What you have to do = Please substitute "cross-sectional view" for "central sectional view" in the stretch from the start of the data through the line that contains "The frustro-conical surface 98", that line included, and give back only those lines with everything else unchanged. Omit the pictures from your answer.
=== Supplied material ===
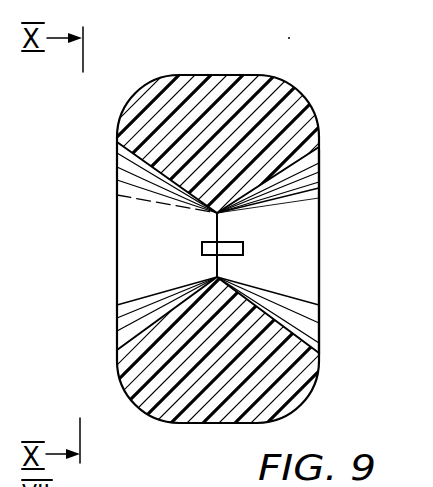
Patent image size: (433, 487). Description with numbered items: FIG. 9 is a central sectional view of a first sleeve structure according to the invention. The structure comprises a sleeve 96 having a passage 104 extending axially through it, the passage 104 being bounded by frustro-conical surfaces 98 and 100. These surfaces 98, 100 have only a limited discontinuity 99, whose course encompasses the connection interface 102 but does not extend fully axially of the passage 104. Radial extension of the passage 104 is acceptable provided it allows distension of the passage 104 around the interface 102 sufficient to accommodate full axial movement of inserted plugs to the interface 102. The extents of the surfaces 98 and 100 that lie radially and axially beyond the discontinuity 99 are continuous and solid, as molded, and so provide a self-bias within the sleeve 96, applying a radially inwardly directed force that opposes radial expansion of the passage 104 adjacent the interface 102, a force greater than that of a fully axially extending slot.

The sleeve 96 is at (204, 75).
The frustro-conical surface 98 is at (190, 298).
The discontinuity 99 is at (222, 243).
The frustro-conical surface 100 is at (243, 300).
The connection interface 102 is at (223, 262).
The passage 104 is at (326, 202).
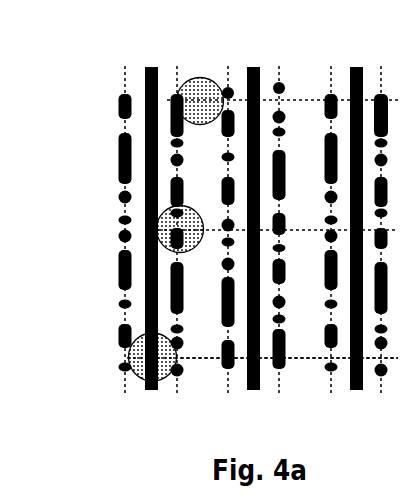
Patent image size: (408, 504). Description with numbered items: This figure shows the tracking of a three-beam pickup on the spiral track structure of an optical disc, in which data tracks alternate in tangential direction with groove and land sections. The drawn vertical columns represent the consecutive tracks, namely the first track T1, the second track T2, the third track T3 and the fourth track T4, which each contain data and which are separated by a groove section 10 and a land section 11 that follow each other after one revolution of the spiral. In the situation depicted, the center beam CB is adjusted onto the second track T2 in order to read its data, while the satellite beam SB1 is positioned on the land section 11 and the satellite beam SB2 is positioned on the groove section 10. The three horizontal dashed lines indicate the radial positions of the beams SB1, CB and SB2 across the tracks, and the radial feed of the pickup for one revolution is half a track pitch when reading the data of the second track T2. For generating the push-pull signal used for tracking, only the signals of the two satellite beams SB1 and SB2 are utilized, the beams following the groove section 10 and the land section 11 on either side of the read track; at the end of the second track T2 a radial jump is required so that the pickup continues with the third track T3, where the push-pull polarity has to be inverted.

The first track T1 is at (123, 65).
The second track T2 is at (177, 65).
The third track T3 is at (228, 65).
The fourth track T4 is at (278, 65).
The satellite beam SB1 is at (158, 100).
The satellite beam SB2 is at (118, 358).
The center beam CB is at (138, 229).
The groove section 10 is at (147, 392).
The land section 11 is at (198, 378).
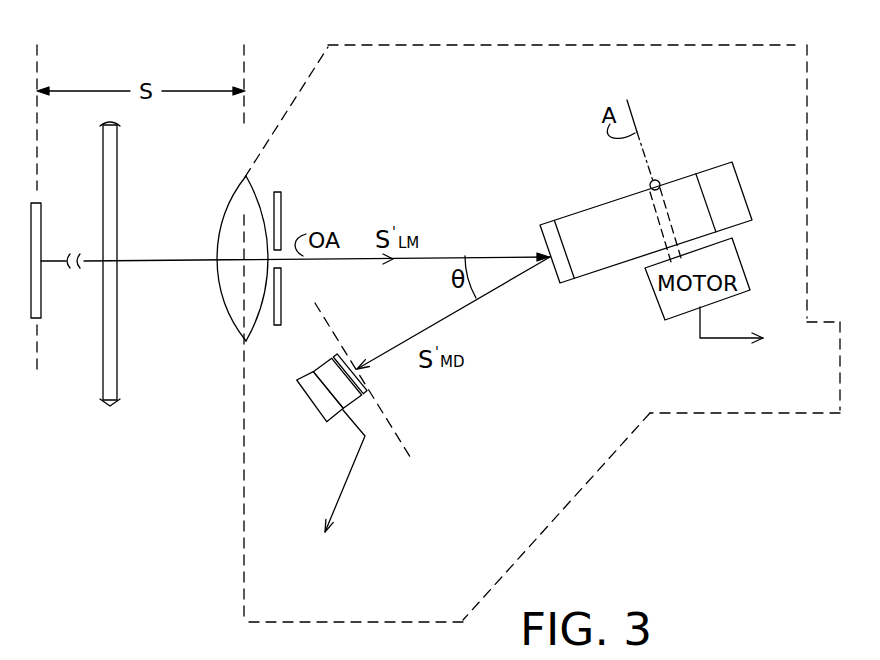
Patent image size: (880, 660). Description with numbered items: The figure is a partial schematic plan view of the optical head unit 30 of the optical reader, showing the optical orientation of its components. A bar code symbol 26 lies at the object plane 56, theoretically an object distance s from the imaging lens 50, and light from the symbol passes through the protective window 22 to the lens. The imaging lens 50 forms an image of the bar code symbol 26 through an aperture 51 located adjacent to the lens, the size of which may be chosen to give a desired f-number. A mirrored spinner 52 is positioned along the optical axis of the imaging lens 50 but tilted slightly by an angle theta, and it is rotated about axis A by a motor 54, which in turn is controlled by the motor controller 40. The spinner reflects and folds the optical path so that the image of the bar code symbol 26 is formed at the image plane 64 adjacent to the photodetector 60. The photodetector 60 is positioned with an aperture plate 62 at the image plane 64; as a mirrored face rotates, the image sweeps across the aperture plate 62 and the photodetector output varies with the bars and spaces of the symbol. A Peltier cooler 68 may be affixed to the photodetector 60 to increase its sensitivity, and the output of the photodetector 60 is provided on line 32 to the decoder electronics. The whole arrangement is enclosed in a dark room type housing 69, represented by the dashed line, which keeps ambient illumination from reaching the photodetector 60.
===
Completed exercise =
Patent image size: (433, 487). Description with numbered items: FIG. 9 is a cross-sectional view of a first sleeve structure according to the invention. The structure comprises a sleeve 96 having a passage 104 extending axially through it, the passage 104 being bounded by frustro-conical surfaces 98 and 100. These surfaces 98, 100 have only a limited discontinuity 99, whose course encompasses the connection interface 102 but does not extend fully axially of the passage 104. Radial extension of the passage 104 is acceptable provided it allows distension of the passage 104 around the interface 102 sufficient to accommodate full axial movement of inserted plugs to the interface 102. The extents of the surfaces 98 and 100 that lie radially and axially beyond the discontinuity 99 are continuous and solid, as molded, and so provide a self-bias within the sleeve 96, applying a radially inwardly directed force that opposes radial expansion of the passage 104 adjacent the interface 102, a force greater than that of a fully axially extending slot.

The sleeve 96 is at (204, 75).
The frustro-conical surface 98 is at (190, 298).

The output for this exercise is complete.